● **Written exercise**
Read the records and gather each line that includes "title".
>> Start
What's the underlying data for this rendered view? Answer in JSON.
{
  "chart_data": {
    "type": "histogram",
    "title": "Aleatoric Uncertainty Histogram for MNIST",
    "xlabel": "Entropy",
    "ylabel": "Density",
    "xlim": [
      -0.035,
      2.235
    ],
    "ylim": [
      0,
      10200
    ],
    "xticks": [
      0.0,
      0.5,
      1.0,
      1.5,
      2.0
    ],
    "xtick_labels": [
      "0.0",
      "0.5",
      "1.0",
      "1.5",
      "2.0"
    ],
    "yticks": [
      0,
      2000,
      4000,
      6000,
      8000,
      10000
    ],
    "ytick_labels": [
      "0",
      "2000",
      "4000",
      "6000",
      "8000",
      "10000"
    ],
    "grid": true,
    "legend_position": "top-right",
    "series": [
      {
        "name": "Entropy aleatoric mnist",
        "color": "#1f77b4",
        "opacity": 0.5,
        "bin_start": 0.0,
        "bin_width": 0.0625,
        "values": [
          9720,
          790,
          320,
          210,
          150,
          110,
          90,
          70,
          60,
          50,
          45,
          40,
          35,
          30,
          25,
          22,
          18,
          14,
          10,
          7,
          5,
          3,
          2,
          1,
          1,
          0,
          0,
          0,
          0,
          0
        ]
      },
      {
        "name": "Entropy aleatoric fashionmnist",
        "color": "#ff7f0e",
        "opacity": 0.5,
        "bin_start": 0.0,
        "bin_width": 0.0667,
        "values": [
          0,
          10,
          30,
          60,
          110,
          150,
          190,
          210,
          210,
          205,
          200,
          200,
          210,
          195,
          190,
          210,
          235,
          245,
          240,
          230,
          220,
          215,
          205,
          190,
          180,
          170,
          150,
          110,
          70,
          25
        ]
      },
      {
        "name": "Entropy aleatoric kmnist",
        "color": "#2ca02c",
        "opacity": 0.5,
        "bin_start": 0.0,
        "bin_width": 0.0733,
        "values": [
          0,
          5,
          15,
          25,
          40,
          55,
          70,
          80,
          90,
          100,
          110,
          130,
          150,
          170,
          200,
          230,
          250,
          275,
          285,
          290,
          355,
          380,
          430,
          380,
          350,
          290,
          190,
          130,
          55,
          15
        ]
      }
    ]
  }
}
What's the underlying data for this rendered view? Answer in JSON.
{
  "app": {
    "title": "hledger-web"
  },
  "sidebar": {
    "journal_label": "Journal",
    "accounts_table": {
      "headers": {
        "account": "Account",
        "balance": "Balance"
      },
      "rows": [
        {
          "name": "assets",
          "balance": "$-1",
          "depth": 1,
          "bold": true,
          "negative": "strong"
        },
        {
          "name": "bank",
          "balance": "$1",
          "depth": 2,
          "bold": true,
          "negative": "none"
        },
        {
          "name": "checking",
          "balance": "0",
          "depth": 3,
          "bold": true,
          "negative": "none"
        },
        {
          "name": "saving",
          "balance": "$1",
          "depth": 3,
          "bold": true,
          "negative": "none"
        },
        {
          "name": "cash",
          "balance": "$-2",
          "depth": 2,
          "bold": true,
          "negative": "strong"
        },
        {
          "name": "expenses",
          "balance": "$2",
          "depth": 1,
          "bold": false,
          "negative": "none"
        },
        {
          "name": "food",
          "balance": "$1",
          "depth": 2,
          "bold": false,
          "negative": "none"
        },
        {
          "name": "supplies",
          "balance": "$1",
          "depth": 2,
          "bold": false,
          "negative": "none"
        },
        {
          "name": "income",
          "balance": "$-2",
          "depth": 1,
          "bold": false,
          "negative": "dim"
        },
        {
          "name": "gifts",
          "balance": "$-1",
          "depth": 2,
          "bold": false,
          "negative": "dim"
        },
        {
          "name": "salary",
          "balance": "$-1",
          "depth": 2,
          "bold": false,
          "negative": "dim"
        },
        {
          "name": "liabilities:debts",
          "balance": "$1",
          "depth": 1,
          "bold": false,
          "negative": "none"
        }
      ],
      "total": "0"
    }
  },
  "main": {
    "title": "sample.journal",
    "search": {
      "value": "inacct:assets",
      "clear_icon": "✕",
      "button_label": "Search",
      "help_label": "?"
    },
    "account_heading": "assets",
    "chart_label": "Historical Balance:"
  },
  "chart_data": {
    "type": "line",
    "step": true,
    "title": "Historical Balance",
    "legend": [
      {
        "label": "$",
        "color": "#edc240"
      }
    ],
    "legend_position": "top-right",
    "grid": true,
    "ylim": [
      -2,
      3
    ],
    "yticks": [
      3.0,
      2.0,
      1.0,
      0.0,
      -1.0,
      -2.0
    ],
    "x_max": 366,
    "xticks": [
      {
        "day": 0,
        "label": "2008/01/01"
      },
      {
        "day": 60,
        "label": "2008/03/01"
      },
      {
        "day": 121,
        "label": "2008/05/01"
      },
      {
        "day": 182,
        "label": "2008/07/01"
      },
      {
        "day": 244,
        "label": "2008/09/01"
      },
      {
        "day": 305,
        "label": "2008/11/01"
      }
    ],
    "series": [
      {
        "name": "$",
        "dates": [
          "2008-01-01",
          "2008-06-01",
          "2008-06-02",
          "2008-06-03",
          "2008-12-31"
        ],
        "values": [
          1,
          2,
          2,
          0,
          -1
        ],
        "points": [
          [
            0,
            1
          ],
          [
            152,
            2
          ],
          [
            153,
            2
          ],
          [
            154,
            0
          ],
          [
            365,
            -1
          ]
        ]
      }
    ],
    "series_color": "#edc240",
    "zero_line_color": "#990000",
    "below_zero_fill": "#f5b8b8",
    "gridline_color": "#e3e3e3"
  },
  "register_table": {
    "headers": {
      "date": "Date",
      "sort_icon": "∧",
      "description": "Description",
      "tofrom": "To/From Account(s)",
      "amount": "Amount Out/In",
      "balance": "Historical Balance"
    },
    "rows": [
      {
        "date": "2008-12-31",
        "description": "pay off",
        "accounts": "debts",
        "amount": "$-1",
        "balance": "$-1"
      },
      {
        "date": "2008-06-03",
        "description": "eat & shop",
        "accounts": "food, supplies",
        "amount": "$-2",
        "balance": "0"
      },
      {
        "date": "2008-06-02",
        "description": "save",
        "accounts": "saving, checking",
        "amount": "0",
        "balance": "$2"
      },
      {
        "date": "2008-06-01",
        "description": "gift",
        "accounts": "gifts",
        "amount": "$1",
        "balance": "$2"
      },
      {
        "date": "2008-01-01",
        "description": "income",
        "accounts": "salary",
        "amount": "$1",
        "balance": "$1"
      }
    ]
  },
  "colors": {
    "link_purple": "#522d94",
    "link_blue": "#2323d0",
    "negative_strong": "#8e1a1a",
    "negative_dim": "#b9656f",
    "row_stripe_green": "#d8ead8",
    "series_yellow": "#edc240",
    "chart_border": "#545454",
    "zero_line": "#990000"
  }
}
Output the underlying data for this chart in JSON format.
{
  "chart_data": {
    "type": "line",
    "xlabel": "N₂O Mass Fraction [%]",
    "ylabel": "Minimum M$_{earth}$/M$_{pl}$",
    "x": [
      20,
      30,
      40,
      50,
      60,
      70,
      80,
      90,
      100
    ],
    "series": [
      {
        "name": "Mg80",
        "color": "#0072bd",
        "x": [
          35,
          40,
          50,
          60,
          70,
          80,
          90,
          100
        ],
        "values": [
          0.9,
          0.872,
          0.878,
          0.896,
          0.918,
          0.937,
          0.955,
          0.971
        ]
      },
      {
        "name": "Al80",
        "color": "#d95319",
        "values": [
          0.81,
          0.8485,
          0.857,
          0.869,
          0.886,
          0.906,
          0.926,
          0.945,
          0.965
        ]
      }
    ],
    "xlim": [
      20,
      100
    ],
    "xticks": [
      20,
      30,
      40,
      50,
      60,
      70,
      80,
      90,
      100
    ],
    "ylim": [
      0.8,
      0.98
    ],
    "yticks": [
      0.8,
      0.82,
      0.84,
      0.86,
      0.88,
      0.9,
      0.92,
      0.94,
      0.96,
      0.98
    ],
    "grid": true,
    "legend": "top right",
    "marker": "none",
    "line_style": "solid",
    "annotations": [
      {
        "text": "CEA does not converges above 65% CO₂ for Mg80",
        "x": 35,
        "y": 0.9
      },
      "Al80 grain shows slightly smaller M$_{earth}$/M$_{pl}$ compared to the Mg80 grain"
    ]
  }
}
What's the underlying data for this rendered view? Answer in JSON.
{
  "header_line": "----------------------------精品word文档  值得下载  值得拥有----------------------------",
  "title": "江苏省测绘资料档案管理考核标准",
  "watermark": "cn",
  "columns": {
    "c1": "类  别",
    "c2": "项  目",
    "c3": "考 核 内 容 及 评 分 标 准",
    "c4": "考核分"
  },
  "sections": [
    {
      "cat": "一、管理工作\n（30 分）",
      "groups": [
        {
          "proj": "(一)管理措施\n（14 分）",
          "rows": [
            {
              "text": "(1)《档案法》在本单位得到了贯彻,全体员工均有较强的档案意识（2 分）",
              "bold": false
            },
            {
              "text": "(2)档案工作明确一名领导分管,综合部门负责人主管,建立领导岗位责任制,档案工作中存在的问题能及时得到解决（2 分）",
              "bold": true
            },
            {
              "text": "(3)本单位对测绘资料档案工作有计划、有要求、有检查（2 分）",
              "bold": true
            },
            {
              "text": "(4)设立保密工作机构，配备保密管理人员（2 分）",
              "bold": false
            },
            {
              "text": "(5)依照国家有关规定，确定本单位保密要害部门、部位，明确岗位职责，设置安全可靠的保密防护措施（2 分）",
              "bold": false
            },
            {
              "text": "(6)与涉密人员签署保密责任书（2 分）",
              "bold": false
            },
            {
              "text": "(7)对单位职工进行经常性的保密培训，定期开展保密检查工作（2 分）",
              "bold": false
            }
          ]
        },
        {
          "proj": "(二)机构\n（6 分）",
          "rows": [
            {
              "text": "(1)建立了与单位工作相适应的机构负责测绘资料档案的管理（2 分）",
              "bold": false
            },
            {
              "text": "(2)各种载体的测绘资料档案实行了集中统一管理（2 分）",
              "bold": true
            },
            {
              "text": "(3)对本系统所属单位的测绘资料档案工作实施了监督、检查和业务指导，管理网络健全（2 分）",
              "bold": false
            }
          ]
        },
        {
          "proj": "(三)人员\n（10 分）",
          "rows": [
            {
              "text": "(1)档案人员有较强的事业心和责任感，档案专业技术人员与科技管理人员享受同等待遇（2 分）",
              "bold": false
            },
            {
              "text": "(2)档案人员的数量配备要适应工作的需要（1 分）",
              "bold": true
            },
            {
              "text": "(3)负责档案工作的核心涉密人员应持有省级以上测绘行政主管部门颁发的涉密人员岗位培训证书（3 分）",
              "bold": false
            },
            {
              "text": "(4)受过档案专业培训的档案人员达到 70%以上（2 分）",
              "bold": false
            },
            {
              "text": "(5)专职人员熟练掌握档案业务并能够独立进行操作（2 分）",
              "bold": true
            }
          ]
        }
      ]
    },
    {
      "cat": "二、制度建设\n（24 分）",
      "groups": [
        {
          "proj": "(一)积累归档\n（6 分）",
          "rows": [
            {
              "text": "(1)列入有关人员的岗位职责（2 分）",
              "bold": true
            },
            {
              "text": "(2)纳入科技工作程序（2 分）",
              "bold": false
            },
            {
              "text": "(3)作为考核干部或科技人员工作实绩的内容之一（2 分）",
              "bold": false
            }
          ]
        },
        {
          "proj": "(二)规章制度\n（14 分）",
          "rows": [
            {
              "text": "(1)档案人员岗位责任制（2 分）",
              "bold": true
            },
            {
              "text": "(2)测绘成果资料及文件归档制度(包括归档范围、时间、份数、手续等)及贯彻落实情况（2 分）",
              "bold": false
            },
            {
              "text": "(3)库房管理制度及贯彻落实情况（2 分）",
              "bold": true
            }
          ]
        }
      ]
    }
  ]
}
>> End
● **Output for this exercise**
    "title": "Aleatoric Uncertainty Histogram for MNIST",
    "title": "hledger-web"
    "title": "sample.journal",
    "title": "Historical Balance",
  "title": "江苏省测绘资料档案管理考核标准",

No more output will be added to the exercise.